[WHAT TO PRODUCE] Pick out each line in the material below that contains the string "badge". Case matters.

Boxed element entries
* * *

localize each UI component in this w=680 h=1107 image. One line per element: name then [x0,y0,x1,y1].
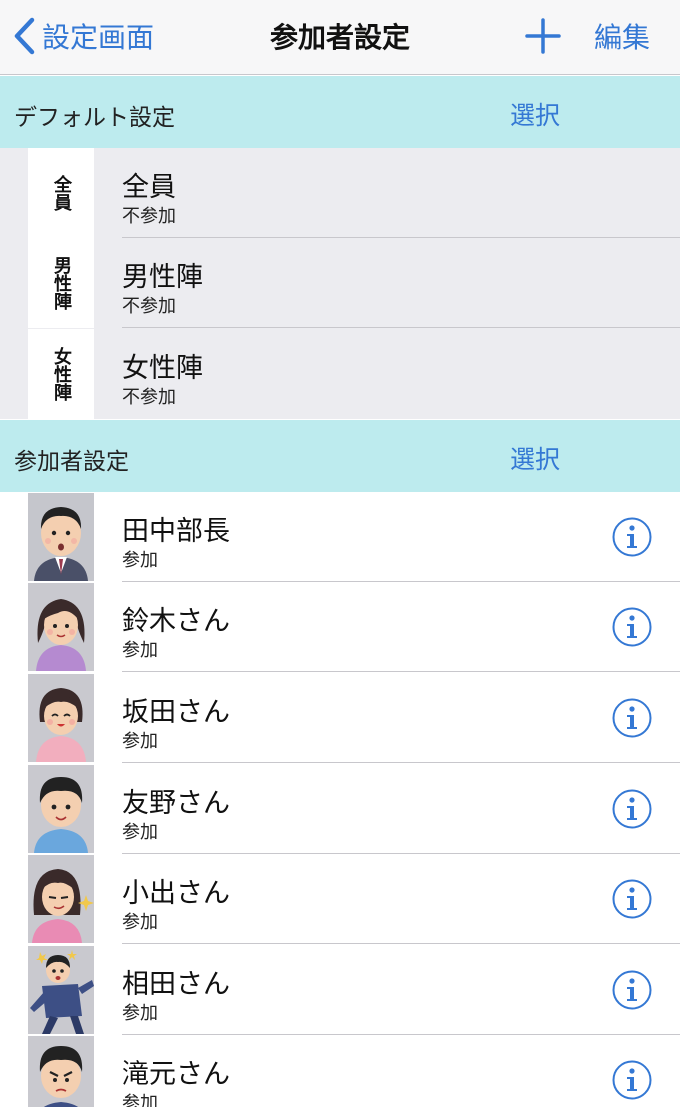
info-icon[interactable] [612,517,652,557]
row-divider [122,943,680,944]
info-icon[interactable] [612,698,652,738]
participant-row[interactable]: 田中部長 参加 [0,492,680,582]
default-settings-list: 全員 全員 不参加 男性陣 男性陣 不参加 女性陣 女性陣 不参加 [0,148,680,419]
participant-name: 坂田さん [122,697,230,728]
chevron-left-icon [14,17,35,55]
participant-status: 参加 [122,1093,158,1107]
group-badge-label: 全員 [51,175,72,211]
female-purple-avatar-icon [28,583,94,671]
participant-status: 参加 [122,640,158,661]
participant-list: 田中部長 参加 鈴木さん 参加 坂田さん 参加 友野さん 参加 小出さん 参加 … [0,492,680,1107]
female-pink-avatar-icon [28,674,94,762]
participant-row[interactable]: 相田さん 参加 [0,945,680,1035]
participant-status: 参加 [122,912,158,933]
group-status: 不参加 [122,387,176,408]
participant-name: 友野さん [122,788,230,819]
group-name: 全員 [122,172,176,203]
row-divider [122,327,680,328]
participant-name: 鈴木さん [122,606,230,637]
participant-name: 相田さん [122,969,230,1000]
avatar [28,765,94,853]
group-badge: 全員 [28,148,94,238]
group-status: 不参加 [122,206,176,227]
male-angry-avatar-icon [28,1036,94,1107]
avatar [28,1036,94,1107]
group-name: 男性陣 [122,262,203,293]
group-badge-label: 男性陣 [51,256,72,310]
row-divider [122,671,680,672]
male-manager-avatar-icon [28,493,94,581]
info-icon[interactable] [612,879,652,919]
avatar [28,946,94,1034]
participant-status: 参加 [122,1003,158,1024]
avatar [28,674,94,762]
participant-row[interactable]: 滝元さん 参加 [0,1035,680,1107]
add-icon[interactable] [524,17,562,55]
info-icon[interactable] [612,970,652,1010]
participant-status: 参加 [122,731,158,752]
group-badge: 女性陣 [28,329,94,419]
navigation-bar: 設定画面 参加者設定 編集 [0,0,680,75]
participant-row[interactable]: 坂田さん 参加 [0,673,680,763]
default-section-header: デフォルト設定 選択 [0,76,680,148]
default-row-women[interactable]: 女性陣 女性陣 不参加 [0,329,680,419]
info-icon[interactable] [612,1060,652,1100]
avatar [28,583,94,671]
participant-status: 参加 [122,822,158,843]
default-row-men[interactable]: 男性陣 男性陣 不参加 [0,238,680,328]
participants-select-button[interactable]: 選択 [510,440,560,476]
participant-row[interactable]: 友野さん 参加 [0,764,680,854]
default-section-title: デフォルト設定 [14,105,175,131]
group-status: 不参加 [122,296,176,317]
male-blue-avatar-icon [28,765,94,853]
avatar [28,855,94,943]
participant-status: 参加 [122,550,158,571]
back-button-label: 設定画面 [42,21,155,54]
participant-row[interactable]: 鈴木さん 参加 [0,582,680,672]
participants-section-header: 参加者設定 選択 [0,420,680,492]
participant-name: 田中部長 [122,516,230,547]
group-name: 女性陣 [122,353,203,384]
female-smug-avatar-icon [28,855,94,943]
participant-name: 滝元さん [122,1059,230,1090]
participant-row[interactable]: 小出さん 参加 [0,854,680,944]
avatar [28,493,94,581]
default-select-button[interactable]: 選択 [510,96,560,132]
default-row-all[interactable]: 全員 全員 不参加 [0,148,680,238]
row-divider [122,762,680,763]
info-icon[interactable] [612,607,652,647]
info-icon[interactable] [612,789,652,829]
group-badge-label: 女性陣 [51,347,72,401]
male-falling-avatar-icon [28,946,94,1034]
participants-section-title: 参加者設定 [14,449,129,475]
back-button[interactable]: 設定画面 [12,14,154,58]
group-badge: 男性陣 [28,238,94,328]
edit-button[interactable]: 編集 [594,16,650,56]
participant-name: 小出さん [122,878,230,909]
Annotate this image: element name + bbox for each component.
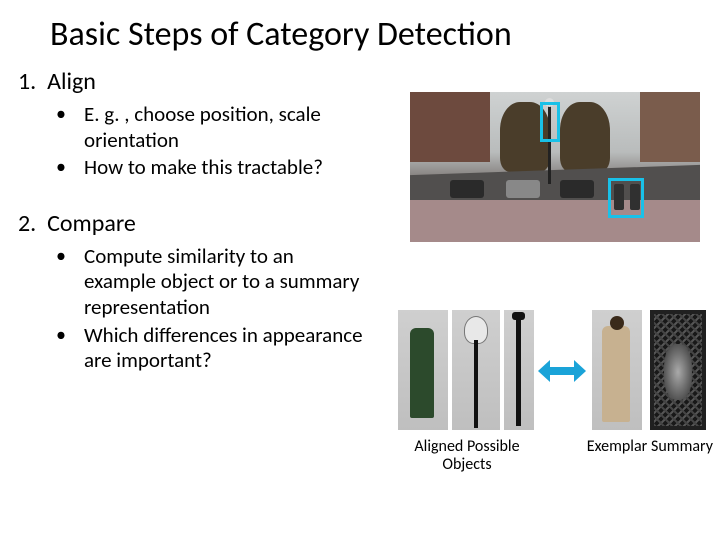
detection-box (540, 102, 560, 142)
caption-summary: Summary (650, 438, 714, 456)
caption-aligned: Aligned Possible Objects (392, 438, 542, 475)
detection-box (608, 178, 644, 218)
bullet: E. g. , choose position, scale orientati… (56, 102, 360, 155)
caption-exemplar: Exemplar (584, 438, 650, 456)
bullet: How to make this tractable? (56, 155, 360, 183)
summary-thumb (650, 310, 706, 430)
section-1-label: Align (47, 67, 96, 96)
aligned-object-thumb (398, 310, 448, 430)
section-2-bullets: Compute similarity to an example object … (0, 244, 370, 376)
comparison-row: Aligned Possible Objects Exemplar Summar… (398, 310, 718, 480)
slide-title: Basic Steps of Category Detection (0, 0, 720, 63)
exemplar-thumb (592, 310, 642, 430)
bullet: Compute similarity to an example object … (56, 244, 370, 323)
bullet: Which differences in appearance are impo… (56, 323, 370, 376)
section-2-label: Compare (47, 209, 136, 238)
section-1-bullets: E. g. , choose position, scale orientati… (0, 102, 360, 183)
aligned-object-thumb (504, 310, 534, 430)
section-2-number: 2. (18, 209, 36, 238)
section-1-number: 1. (18, 67, 36, 96)
aligned-object-thumb (452, 310, 500, 430)
double-arrow-icon (538, 360, 586, 382)
street-scene-image (410, 92, 700, 242)
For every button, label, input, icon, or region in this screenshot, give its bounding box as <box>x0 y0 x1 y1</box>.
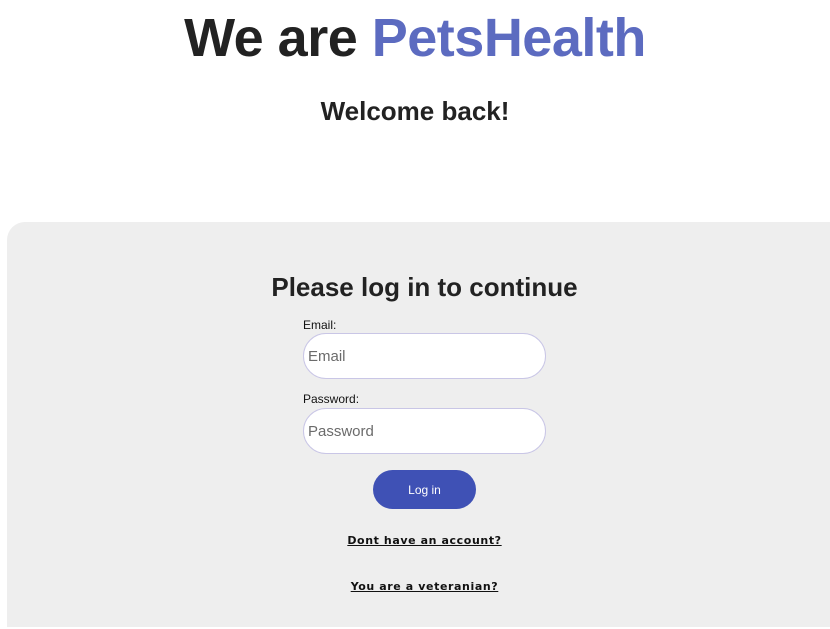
password-field[interactable] <box>303 408 546 454</box>
brand-name: PetsHealth <box>371 8 647 68</box>
hero-title: We are PetsHealth <box>0 6 830 70</box>
login-button[interactable]: Log in <box>373 470 476 509</box>
email-field[interactable] <box>303 333 546 379</box>
hero-title-prefix: We are <box>184 8 372 68</box>
veterinarian-link[interactable]: You are a veteranian? <box>7 580 830 593</box>
email-label: Email: <box>303 318 337 332</box>
login-page: We are PetsHealth Welcome back! Please l… <box>0 0 830 629</box>
signup-link[interactable]: Dont have an account? <box>7 534 830 547</box>
login-heading: Please log in to continue <box>271 272 578 302</box>
login-card: Please log in to continue Email: Passwor… <box>7 222 830 627</box>
password-label: Password: <box>303 392 360 406</box>
welcome-subtitle: Welcome back! <box>320 96 510 126</box>
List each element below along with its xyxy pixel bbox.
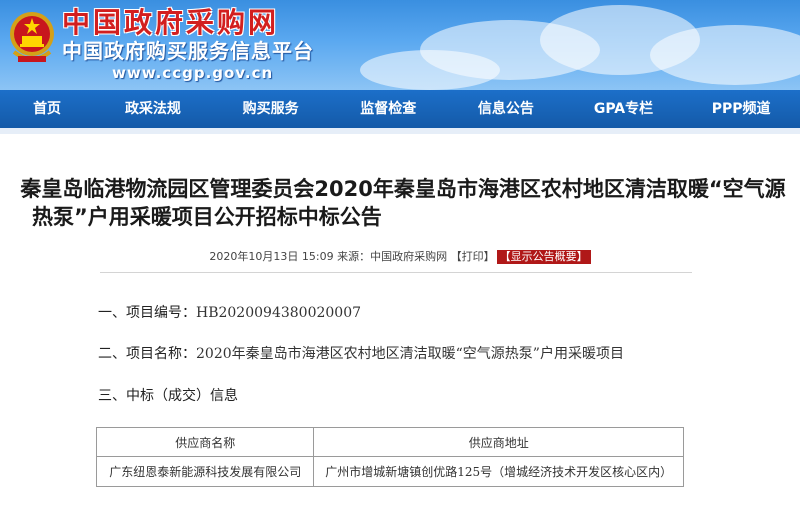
supplier-address-cell: 广州市增城新塘镇创优路125号（增城经济技术开发区核心区内） — [313, 456, 684, 487]
table-row: 广东纽恩泰新能源科技发展有限公司 广州市增城新塘镇创优路125号（增城经济技术开… — [95, 456, 684, 487]
nav-item-purchase-services[interactable]: 购买服务 — [212, 90, 330, 128]
project-name-value: 2020年秦皇岛市海港区农村地区清洁取暖“空气源热泵”户用采暖项目 — [196, 346, 624, 362]
article-meta: 2020年10月13日 15:09 来源：中国政府采购网 【打印】 【显示公告概要… — [0, 250, 800, 264]
main-nav: 首页 政采法规 购买服务 监督检查 信息公告 GPA专栏 PPP频道 — [0, 90, 800, 128]
winner-info-heading: 三、中标（成交）信息 — [98, 387, 238, 405]
nav-divider — [0, 128, 800, 134]
page-title-line2: 热泵”户用采暖项目公开招标中标公告 — [32, 205, 382, 229]
nav-item-announcements[interactable]: 信息公告 — [447, 90, 565, 128]
nav-item-gpa[interactable]: GPA专栏 — [565, 90, 683, 128]
show-abstract-button[interactable]: 【显示公告概要】 — [496, 250, 591, 264]
table-header-supplier-name: 供应商名称 — [95, 427, 315, 457]
project-name-label: 二、项目名称： — [98, 346, 196, 362]
national-emblem-icon — [10, 12, 54, 62]
project-number: 一、项目编号：HB2020094380020007 — [98, 304, 361, 322]
project-number-label: 一、项目编号： — [98, 305, 196, 321]
meta-divider — [100, 272, 692, 273]
project-number-value: HB2020094380020007 — [196, 305, 362, 321]
site-title: 中国政府采购网 — [62, 6, 280, 39]
page-title-line1: 秦皇岛临港物流园区管理委员会2020年秦皇岛市海港区农村地区清洁取暖“空气源 — [20, 177, 786, 201]
nav-item-home[interactable]: 首页 — [0, 90, 94, 128]
supplier-name-cell: 广东纽恩泰新能源科技发展有限公司 — [95, 456, 315, 487]
winner-info-label: 三、中标（成交）信息 — [98, 388, 238, 404]
banner-cloud — [360, 50, 500, 90]
site-banner: 中国政府采购网 中国政府购买服务信息平台 www.ccgp.gov.cn — [0, 0, 800, 90]
table-header-row: 供应商名称 供应商地址 — [95, 427, 684, 457]
nav-item-supervision[interactable]: 监督检查 — [329, 90, 447, 128]
winner-table: 供应商名称 供应商地址 广东纽恩泰新能源科技发展有限公司 广州市增城新塘镇创优路… — [95, 427, 684, 487]
nav-item-ppp[interactable]: PPP频道 — [682, 90, 800, 128]
page-title: 秦皇岛临港物流园区管理委员会2020年秦皇岛市海港区农村地区清洁取暖“空气源 热… — [18, 175, 788, 231]
site-url: www.ccgp.gov.cn — [112, 64, 274, 82]
publish-info: 2020年10月13日 15:09 来源：中国政府采购网 【打印】 — [209, 250, 495, 263]
table-header-supplier-address: 供应商地址 — [313, 427, 684, 457]
nav-item-regulations[interactable]: 政采法规 — [94, 90, 212, 128]
project-name: 二、项目名称：2020年秦皇岛市海港区农村地区清洁取暖“空气源热泵”户用采暖项目 — [98, 345, 624, 363]
site-subtitle: 中国政府购买服务信息平台 — [62, 39, 314, 63]
banner-cloud — [650, 25, 800, 85]
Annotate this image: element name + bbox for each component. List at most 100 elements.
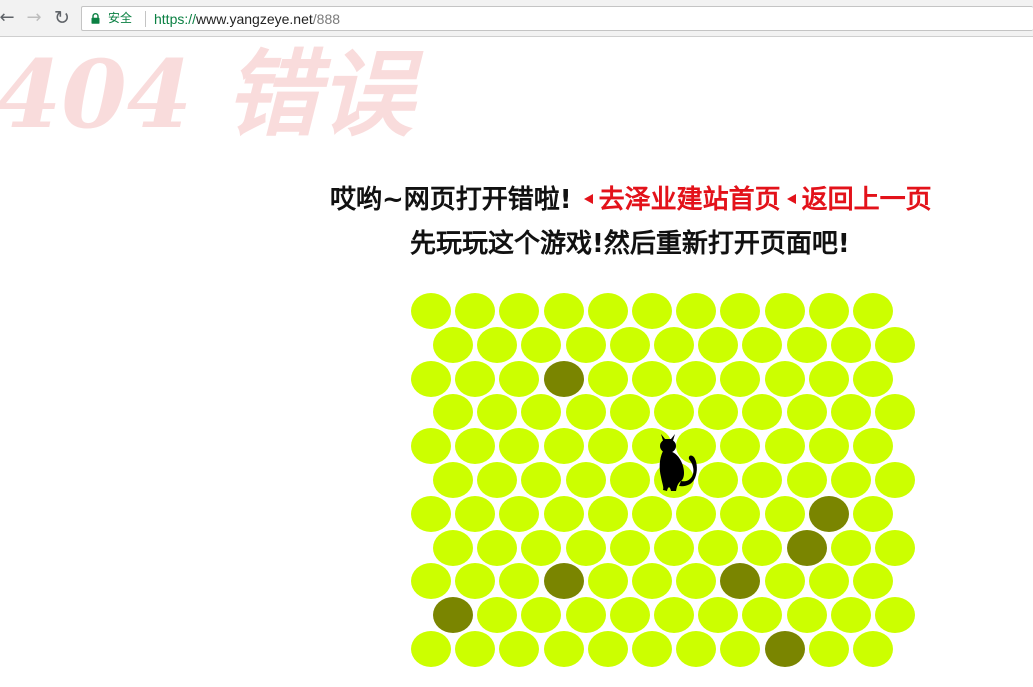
board-cell[interactable] <box>609 462 650 498</box>
board-cell[interactable] <box>764 360 805 397</box>
board-cell[interactable] <box>853 428 893 465</box>
board-cell[interactable] <box>411 428 451 465</box>
board-cell[interactable] <box>455 631 496 667</box>
board-cell[interactable] <box>698 462 739 498</box>
board-cell[interactable] <box>654 394 694 431</box>
board-cell[interactable] <box>764 563 805 600</box>
board-cell[interactable] <box>499 631 540 667</box>
board-cell[interactable] <box>786 394 827 431</box>
board-cell[interactable] <box>676 563 717 600</box>
board-cell[interactable] <box>830 597 871 634</box>
board-cell[interactable] <box>853 360 893 397</box>
board-cell[interactable] <box>477 529 518 566</box>
board-cell[interactable] <box>411 360 451 397</box>
board-cell[interactable] <box>764 495 805 532</box>
board-cell[interactable] <box>786 597 827 634</box>
board-cell[interactable] <box>521 529 562 566</box>
board-cell[interactable] <box>742 394 783 431</box>
url-text[interactable]: https://www.yangzeye.net/888 <box>154 10 340 28</box>
board-cell[interactable] <box>830 394 871 431</box>
board-cell[interactable] <box>609 394 650 431</box>
board-cell[interactable] <box>742 462 783 498</box>
back-link[interactable]: 返回上一页 <box>802 185 932 215</box>
board-cell[interactable] <box>654 597 694 634</box>
board-cell[interactable] <box>676 631 717 667</box>
board-cell[interactable] <box>411 631 451 667</box>
board-cell[interactable] <box>875 326 915 363</box>
board-cell[interactable] <box>875 394 915 431</box>
board-cell[interactable] <box>455 563 496 600</box>
board-cell[interactable] <box>521 597 562 634</box>
board-cell[interactable] <box>521 326 562 363</box>
board-cell[interactable] <box>632 631 672 667</box>
board-cell[interactable] <box>543 495 584 532</box>
board-cell[interactable] <box>565 597 606 634</box>
address-bar[interactable]: 安全 https://www.yangzeye.net/888 <box>81 6 1033 31</box>
board-cell[interactable] <box>499 495 540 532</box>
board-cell[interactable] <box>455 428 496 465</box>
board-cell[interactable] <box>632 293 672 329</box>
board-cell[interactable] <box>676 495 717 532</box>
board-cell[interactable] <box>698 529 739 566</box>
board-cell[interactable] <box>499 360 540 397</box>
board-cell[interactable] <box>875 597 915 634</box>
board-cell[interactable] <box>853 631 893 667</box>
board-cell[interactable] <box>698 326 739 363</box>
board-cell[interactable] <box>411 563 451 600</box>
board-cell[interactable] <box>609 597 650 634</box>
board-cell[interactable] <box>433 529 473 566</box>
board-cell[interactable] <box>786 326 827 363</box>
board-cell[interactable] <box>720 495 761 532</box>
board-cell[interactable] <box>521 394 562 431</box>
board-cell[interactable] <box>477 326 518 363</box>
board-cell[interactable] <box>565 326 606 363</box>
board-cell[interactable] <box>764 293 805 329</box>
board-cell[interactable] <box>853 293 893 329</box>
board-cell[interactable] <box>543 428 584 465</box>
reload-icon[interactable]: ↻ <box>51 6 73 30</box>
board-cell[interactable] <box>455 360 496 397</box>
board-cell[interactable] <box>808 631 849 667</box>
board-cell[interactable] <box>587 360 628 397</box>
board-cell[interactable] <box>587 428 628 465</box>
board-cell[interactable] <box>742 326 783 363</box>
board-cell[interactable] <box>720 428 761 465</box>
board-cell[interactable] <box>411 495 451 532</box>
board-cell[interactable] <box>543 293 584 329</box>
board-cell[interactable] <box>587 563 628 600</box>
board-cell[interactable] <box>433 462 473 498</box>
board-cell[interactable] <box>875 529 915 566</box>
board-cell[interactable] <box>720 293 761 329</box>
board-cell[interactable] <box>698 597 739 634</box>
board-cell[interactable] <box>411 293 451 329</box>
board-cell[interactable] <box>455 293 496 329</box>
board-cell[interactable] <box>477 462 518 498</box>
board-cell[interactable] <box>499 563 540 600</box>
board-cell[interactable] <box>742 597 783 634</box>
board-cell[interactable] <box>565 529 606 566</box>
board-cell[interactable] <box>609 326 650 363</box>
board-cell[interactable] <box>720 360 761 397</box>
board-cell[interactable] <box>632 563 672 600</box>
board-cell[interactable] <box>853 495 893 532</box>
board-cell[interactable] <box>609 529 650 566</box>
board-cell[interactable] <box>632 360 672 397</box>
board-cell[interactable] <box>830 462 871 498</box>
board-cell[interactable] <box>477 394 518 431</box>
board-cell[interactable] <box>875 462 915 498</box>
board-cell[interactable] <box>433 394 473 431</box>
back-arrow-icon[interactable]: ← <box>0 6 18 30</box>
board-cell[interactable] <box>786 462 827 498</box>
board-cell[interactable] <box>455 495 496 532</box>
board-cell[interactable] <box>654 326 694 363</box>
board-cell[interactable] <box>808 563 849 600</box>
board-cell[interactable] <box>808 293 849 329</box>
board-cell[interactable] <box>499 293 540 329</box>
board-cell[interactable] <box>853 563 893 600</box>
board-cell[interactable] <box>587 495 628 532</box>
board-cell[interactable] <box>565 462 606 498</box>
board-cell[interactable] <box>808 428 849 465</box>
board-cell[interactable] <box>764 428 805 465</box>
board-cell[interactable] <box>632 495 672 532</box>
board-cell[interactable] <box>565 394 606 431</box>
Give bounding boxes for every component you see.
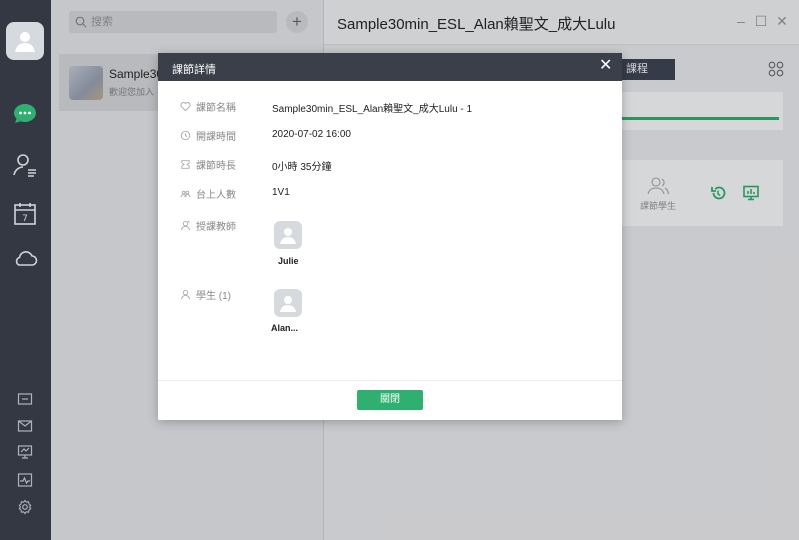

* * *

[ANSWER TO THE TASK]
group-badge-label: 全員 [51,175,72,211]
group-badge: 全員 [28,148,94,238]
group-badge-label: 男性陣 [51,256,72,310]
group-badge: 女性陣 [28,329,94,419]
group-badge-label: 女性陣 [51,347,72,401]
group-badge: 男性陣 [28,238,94,328]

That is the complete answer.